Written problem:
Make an exact copy of all the entries below, with the pictures left out.

** start Task material **

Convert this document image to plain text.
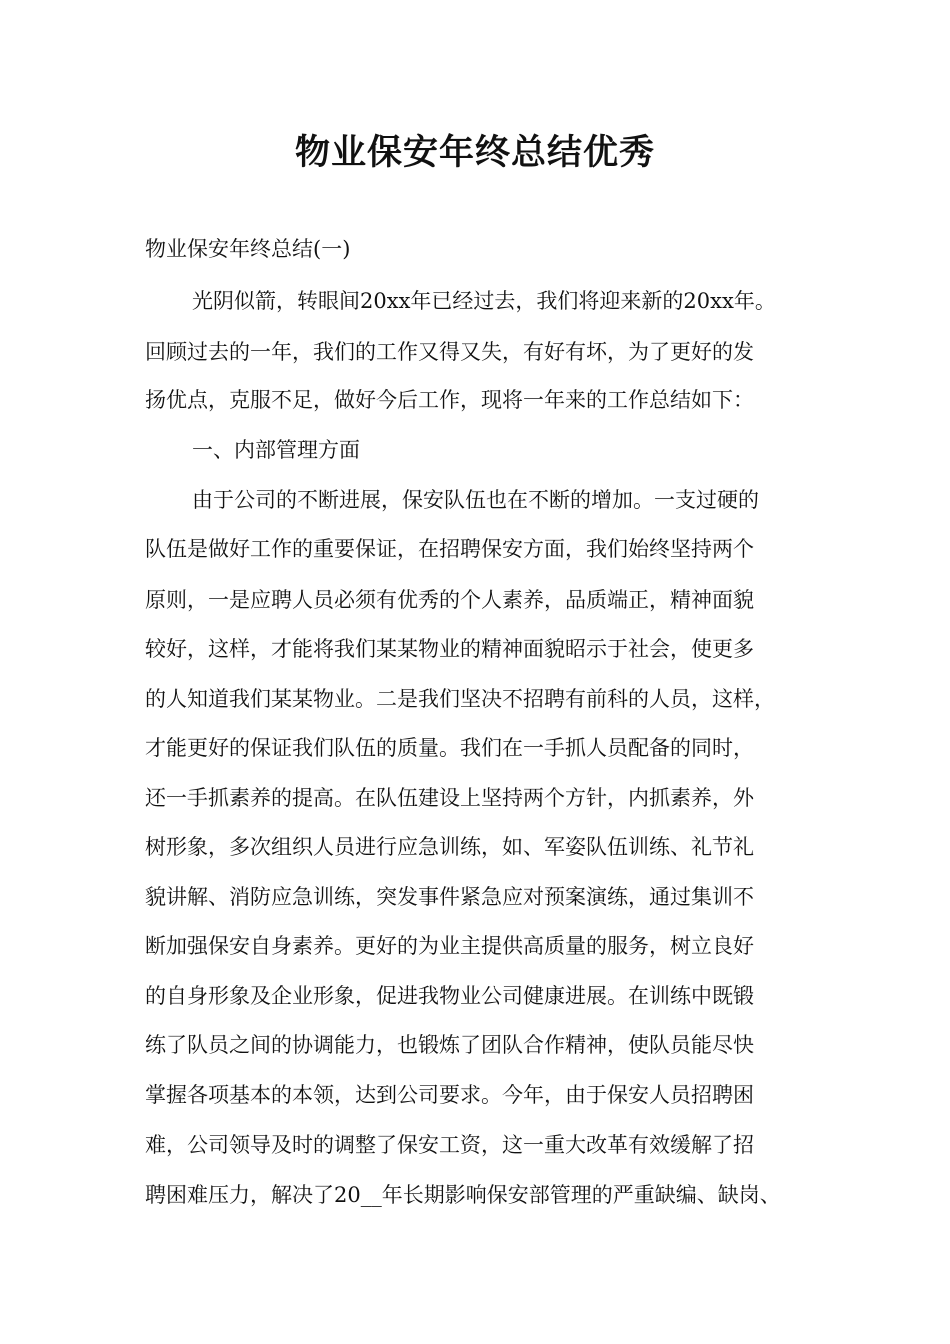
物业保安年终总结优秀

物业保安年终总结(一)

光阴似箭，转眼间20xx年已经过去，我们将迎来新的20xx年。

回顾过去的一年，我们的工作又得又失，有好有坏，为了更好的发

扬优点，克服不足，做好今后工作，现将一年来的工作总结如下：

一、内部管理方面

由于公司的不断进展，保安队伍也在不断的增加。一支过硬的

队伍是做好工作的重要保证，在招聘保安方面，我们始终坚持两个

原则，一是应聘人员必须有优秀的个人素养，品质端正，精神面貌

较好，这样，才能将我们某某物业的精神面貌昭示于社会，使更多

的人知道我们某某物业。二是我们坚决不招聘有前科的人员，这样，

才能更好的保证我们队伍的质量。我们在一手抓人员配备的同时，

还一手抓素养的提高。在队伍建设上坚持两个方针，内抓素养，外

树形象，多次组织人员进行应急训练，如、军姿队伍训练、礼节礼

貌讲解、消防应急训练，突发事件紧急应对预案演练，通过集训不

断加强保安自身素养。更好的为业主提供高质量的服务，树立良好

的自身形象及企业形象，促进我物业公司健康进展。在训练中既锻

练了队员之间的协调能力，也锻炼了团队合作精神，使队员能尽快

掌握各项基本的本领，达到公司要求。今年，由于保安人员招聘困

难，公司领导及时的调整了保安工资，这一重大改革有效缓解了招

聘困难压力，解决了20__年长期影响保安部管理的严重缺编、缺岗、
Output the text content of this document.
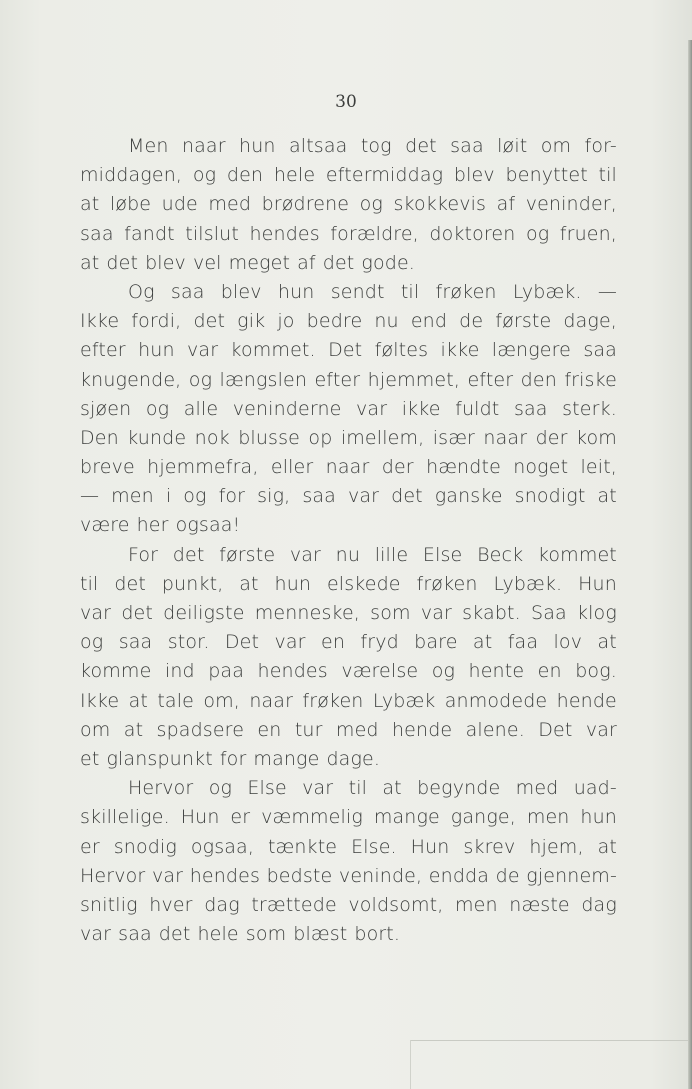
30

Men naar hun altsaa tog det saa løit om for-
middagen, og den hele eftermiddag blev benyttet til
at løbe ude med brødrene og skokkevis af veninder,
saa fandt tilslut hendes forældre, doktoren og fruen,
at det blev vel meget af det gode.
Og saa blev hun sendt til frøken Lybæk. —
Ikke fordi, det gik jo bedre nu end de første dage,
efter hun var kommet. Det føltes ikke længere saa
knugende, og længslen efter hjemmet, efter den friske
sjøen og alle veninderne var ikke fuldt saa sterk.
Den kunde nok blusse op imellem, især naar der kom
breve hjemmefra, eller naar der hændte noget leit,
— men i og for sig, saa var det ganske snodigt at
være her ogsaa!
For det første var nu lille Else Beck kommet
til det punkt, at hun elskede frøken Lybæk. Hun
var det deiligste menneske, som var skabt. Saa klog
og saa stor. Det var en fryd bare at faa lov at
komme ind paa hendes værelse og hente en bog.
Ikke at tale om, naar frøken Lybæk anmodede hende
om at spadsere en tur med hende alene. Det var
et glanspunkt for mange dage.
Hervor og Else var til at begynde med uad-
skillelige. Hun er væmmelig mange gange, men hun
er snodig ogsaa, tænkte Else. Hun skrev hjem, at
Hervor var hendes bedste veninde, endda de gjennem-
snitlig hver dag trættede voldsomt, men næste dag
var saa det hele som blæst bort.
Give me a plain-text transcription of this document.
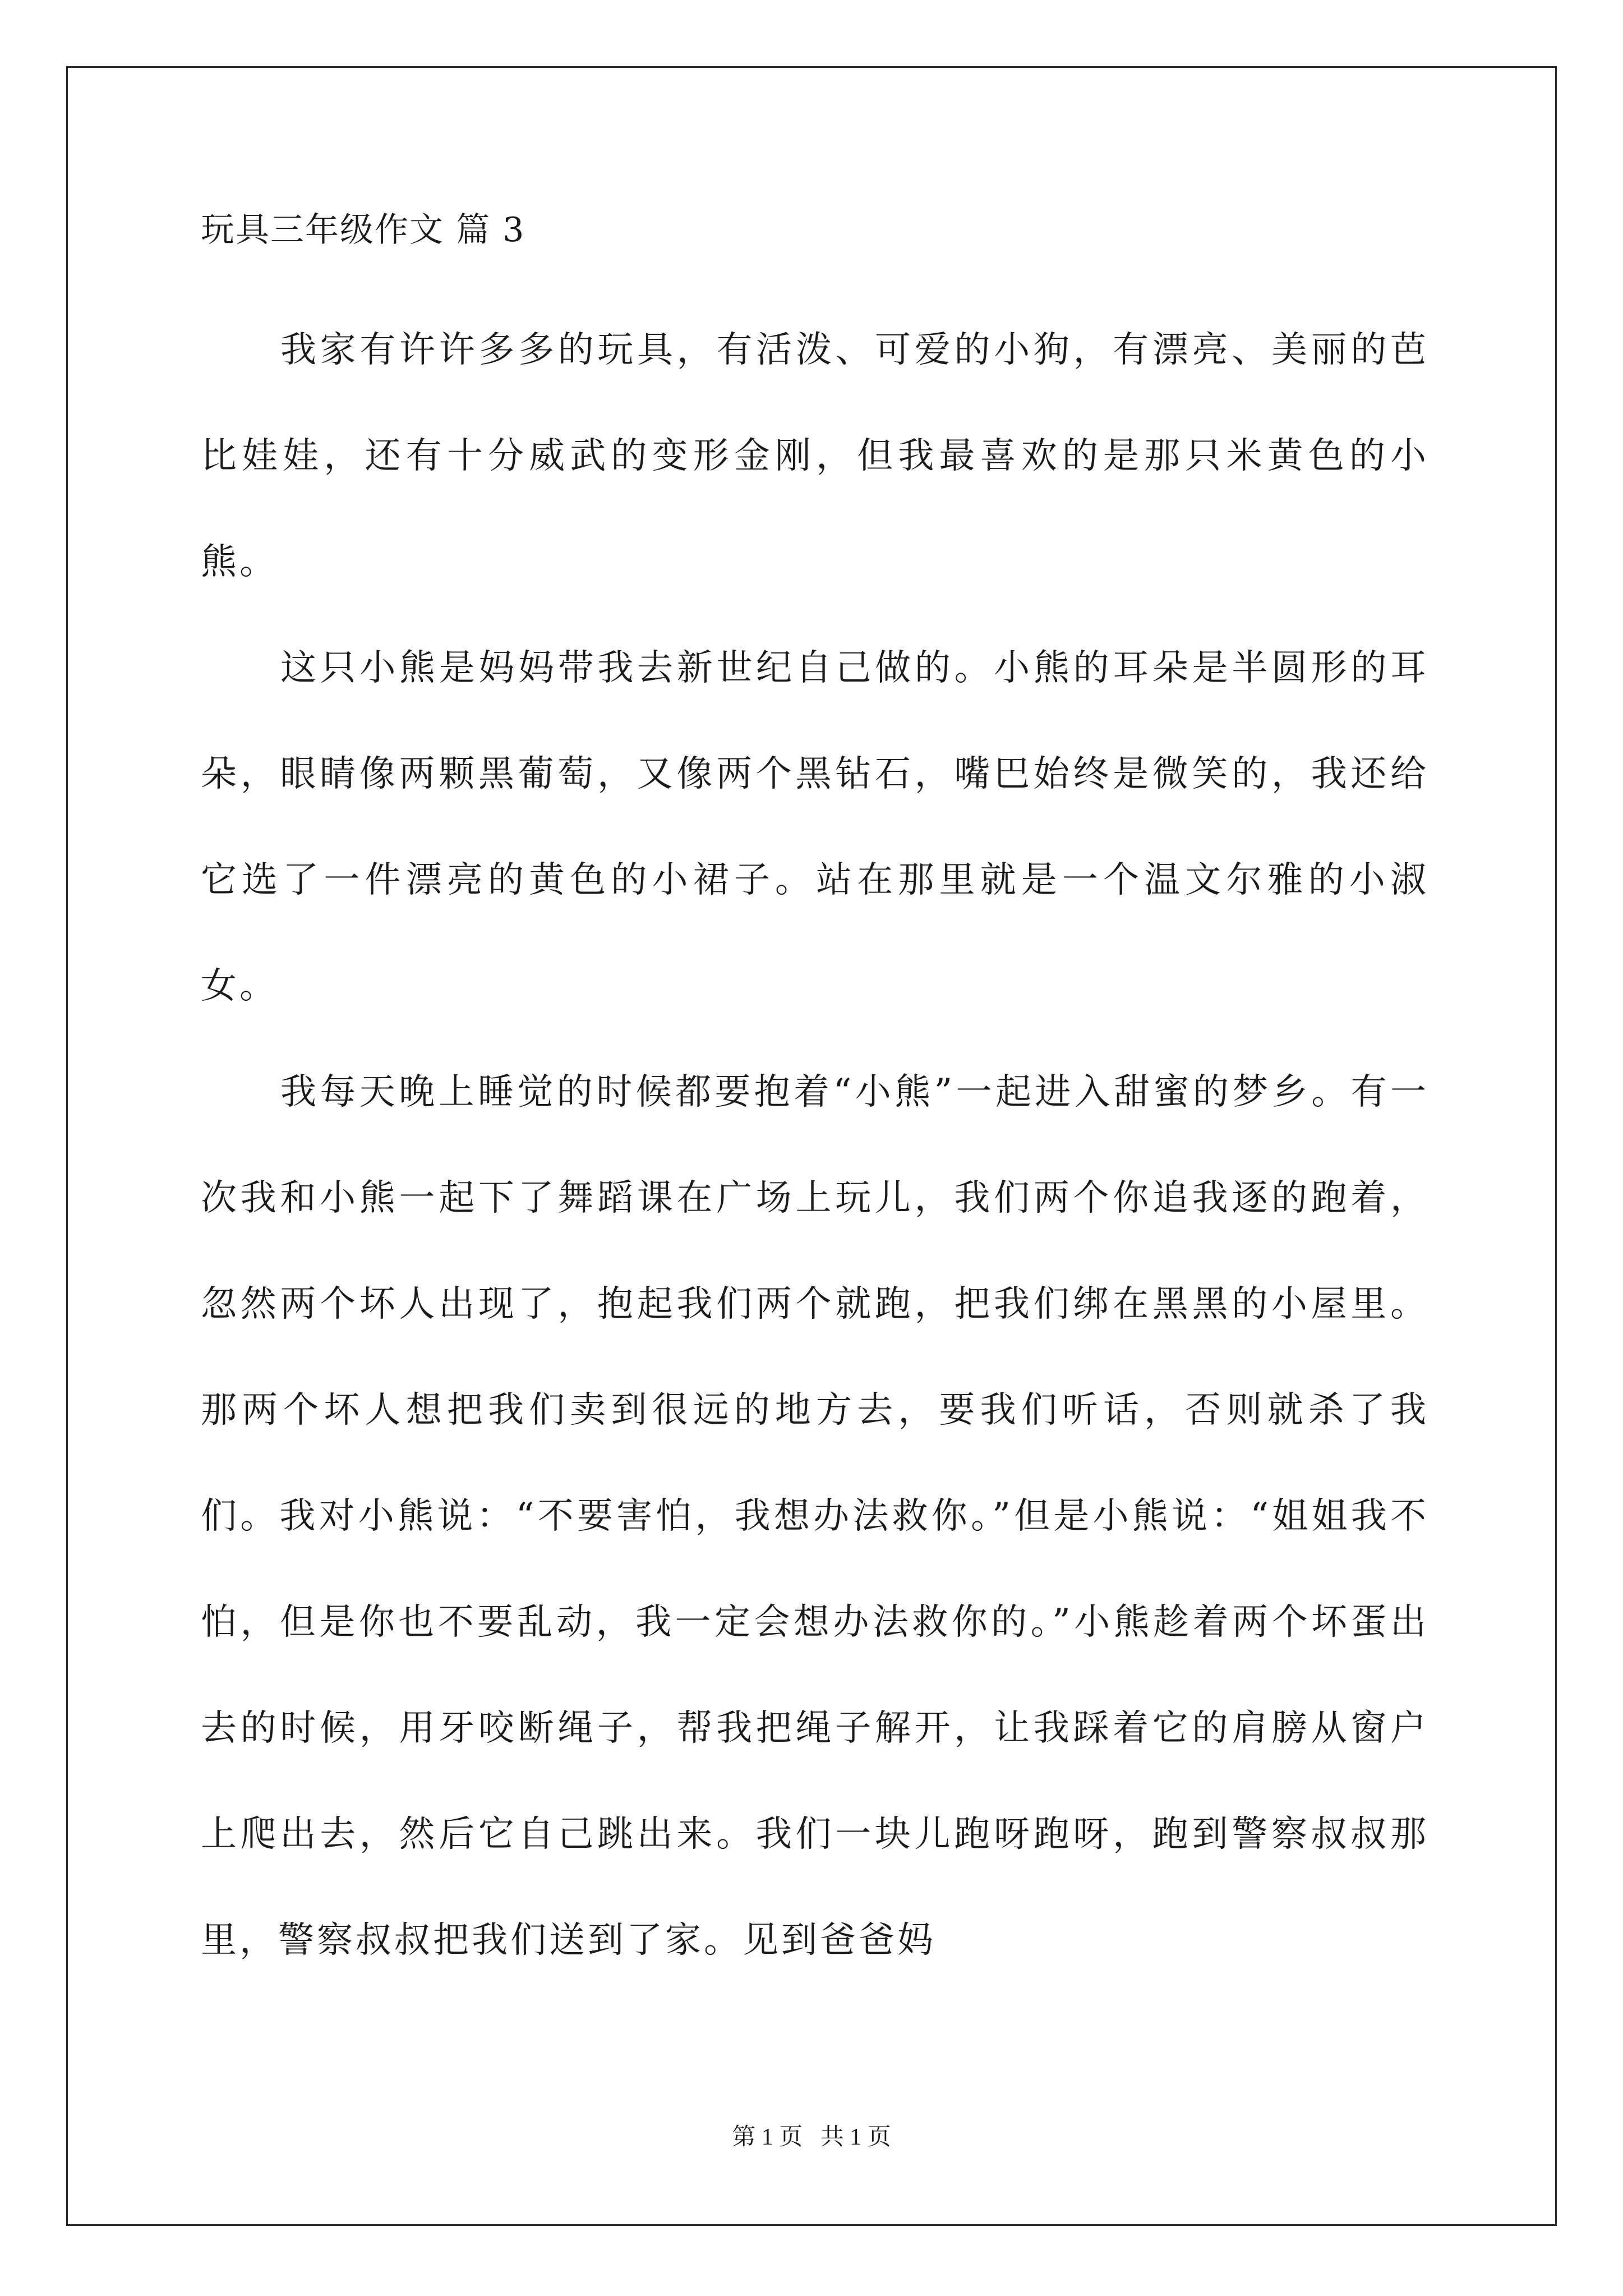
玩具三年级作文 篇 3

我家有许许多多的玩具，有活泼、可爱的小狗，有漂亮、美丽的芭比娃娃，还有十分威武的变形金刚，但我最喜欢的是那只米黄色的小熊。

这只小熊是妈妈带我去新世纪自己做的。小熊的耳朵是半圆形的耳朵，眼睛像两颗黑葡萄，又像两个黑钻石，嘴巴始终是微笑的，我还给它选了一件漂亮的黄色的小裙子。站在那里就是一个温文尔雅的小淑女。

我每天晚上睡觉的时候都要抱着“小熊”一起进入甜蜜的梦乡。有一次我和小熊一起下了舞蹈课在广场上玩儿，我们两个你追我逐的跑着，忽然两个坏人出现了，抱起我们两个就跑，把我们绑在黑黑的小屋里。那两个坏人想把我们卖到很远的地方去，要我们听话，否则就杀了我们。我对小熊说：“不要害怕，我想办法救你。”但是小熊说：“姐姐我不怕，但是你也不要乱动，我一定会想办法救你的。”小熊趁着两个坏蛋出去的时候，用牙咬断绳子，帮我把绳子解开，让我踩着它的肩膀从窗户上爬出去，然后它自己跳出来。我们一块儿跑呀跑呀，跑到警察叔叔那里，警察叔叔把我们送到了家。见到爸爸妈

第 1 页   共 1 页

** end Task material **

Complete output:
Convert this document image to plain text.
物业保安年终总结优秀

物业保安年终总结(一)

光阴似箭，转眼间20xx年已经过去，我们将迎来新的20xx年。

回顾过去的一年，我们的工作又得又失，有好有坏，为了更好的发

扬优点，克服不足，做好今后工作，现将一年来的工作总结如下：

一、内部管理方面

由于公司的不断进展，保安队伍也在不断的增加。一支过硬的

队伍是做好工作的重要保证，在招聘保安方面，我们始终坚持两个

原则，一是应聘人员必须有优秀的个人素养，品质端正，精神面貌

较好，这样，才能将我们某某物业的精神面貌昭示于社会，使更多

的人知道我们某某物业。二是我们坚决不招聘有前科的人员，这样，

才能更好的保证我们队伍的质量。我们在一手抓人员配备的同时，

还一手抓素养的提高。在队伍建设上坚持两个方针，内抓素养，外

树形象，多次组织人员进行应急训练，如、军姿队伍训练、礼节礼

貌讲解、消防应急训练，突发事件紧急应对预案演练，通过集训不

断加强保安自身素养。更好的为业主提供高质量的服务，树立良好

的自身形象及企业形象，促进我物业公司健康进展。在训练中既锻

练了队员之间的协调能力，也锻炼了团队合作精神，使队员能尽快

掌握各项基本的本领，达到公司要求。今年，由于保安人员招聘困

难，公司领导及时的调整了保安工资，这一重大改革有效缓解了招

聘困难压力，解决了20__年长期影响保安部管理的严重缺编、缺岗、
Output the text content of this document.
30

Men naar hun altsaa tog det saa løit om for-
middagen, og den hele eftermiddag blev benyttet til
at løbe ude med brødrene og skokkevis af veninder,
saa fandt tilslut hendes forældre, doktoren og fruen,
at det blev vel meget af det gode.
Og saa blev hun sendt til frøken Lybæk. —
Ikke fordi, det gik jo bedre nu end de første dage,
efter hun var kommet. Det føltes ikke længere saa
knugende, og længslen efter hjemmet, efter den friske
sjøen og alle veninderne var ikke fuldt saa sterk.
Den kunde nok blusse op imellem, især naar der kom
breve hjemmefra, eller naar der hændte noget leit,
— men i og for sig, saa var det ganske snodigt at
være her ogsaa!
For det første var nu lille Else Beck kommet
til det punkt, at hun elskede frøken Lybæk. Hun
var det deiligste menneske, som var skabt. Saa klog
og saa stor. Det var en fryd bare at faa lov at
komme ind paa hendes værelse og hente en bog.
Ikke at tale om, naar frøken Lybæk anmodede hende
om at spadsere en tur med hende alene. Det var
et glanspunkt for mange dage.
Hervor og Else var til at begynde med uad-
skillelige. Hun er væmmelig mange gange, men hun
er snodig ogsaa, tænkte Else. Hun skrev hjem, at
Hervor var hendes bedste veninde, endda de gjennem-
snitlig hver dag trættede voldsomt, men næste dag
var saa det hele som blæst bort.
Give me a plain-text transcription of this document.
玩具三年级作文 篇 3

我家有许许多多的玩具，有活泼、可爱的小狗，有漂亮、美丽的芭比娃娃，还有十分威武的变形金刚，但我最喜欢的是那只米黄色的小熊。

这只小熊是妈妈带我去新世纪自己做的。小熊的耳朵是半圆形的耳朵，眼睛像两颗黑葡萄，又像两个黑钻石，嘴巴始终是微笑的，我还给它选了一件漂亮的黄色的小裙子。站在那里就是一个温文尔雅的小淑女。

我每天晚上睡觉的时候都要抱着“小熊”一起进入甜蜜的梦乡。有一次我和小熊一起下了舞蹈课在广场上玩儿，我们两个你追我逐的跑着，忽然两个坏人出现了，抱起我们两个就跑，把我们绑在黑黑的小屋里。那两个坏人想把我们卖到很远的地方去，要我们听话，否则就杀了我们。我对小熊说：“不要害怕，我想办法救你。”但是小熊说：“姐姐我不怕，但是你也不要乱动，我一定会想办法救你的。”小熊趁着两个坏蛋出去的时候，用牙咬断绳子，帮我把绳子解开，让我踩着它的肩膀从窗户上爬出去，然后它自己跳出来。我们一块儿跑呀跑呀，跑到警察叔叔那里，警察叔叔把我们送到了家。见到爸爸妈

第 1 页   共 1 页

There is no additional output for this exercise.